EXERCISE INSTRUCTIONS » Repeat the records below exactly as they appear.

ENTRIES PROVIDED »
▼

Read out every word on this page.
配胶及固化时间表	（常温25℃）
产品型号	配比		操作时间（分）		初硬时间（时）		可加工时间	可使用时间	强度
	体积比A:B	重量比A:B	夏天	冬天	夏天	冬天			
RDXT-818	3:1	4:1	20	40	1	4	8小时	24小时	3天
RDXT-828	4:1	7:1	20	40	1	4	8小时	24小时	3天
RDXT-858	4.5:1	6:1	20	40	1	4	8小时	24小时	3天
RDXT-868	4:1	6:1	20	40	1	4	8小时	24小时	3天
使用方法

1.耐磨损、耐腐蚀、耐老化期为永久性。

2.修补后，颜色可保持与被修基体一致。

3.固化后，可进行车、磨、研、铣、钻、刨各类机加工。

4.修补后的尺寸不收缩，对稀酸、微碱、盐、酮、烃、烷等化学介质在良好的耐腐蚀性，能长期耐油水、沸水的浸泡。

▲

WRITTEN SOLUTION »
Read out every word on this page.
配胶及固化时间表	（常温25℃）
产品型号	配比		操作时间（分）		初硬时间（时）		可加工时间	可使用时间	强度
	体积比A:B	重量比A:B	夏天	冬天	夏天	冬天			
RDXT-818	3:1	4:1	20	40	1	4	8小时	24小时	3天
RDXT-828	4:1	7:1	20	40	1	4	8小时	24小时	3天
RDXT-858	4.5:1	6:1	20	40	1	4	8小时	24小时	3天
RDXT-868	4:1	6:1	20	40	1	4	8小时	24小时	3天
使用方法

1.耐磨损、耐腐蚀、耐老化期为永久性。

2.修补后，颜色可保持与被修基体一致。

3.固化后，可进行车、磨、研、铣、钻、刨各类机加工。

4.修补后的尺寸不收缩，对稀酸、微碱、盐、酮、烃、烷等化学介质在良好的耐腐蚀性，能长期耐油水、沸水的浸泡。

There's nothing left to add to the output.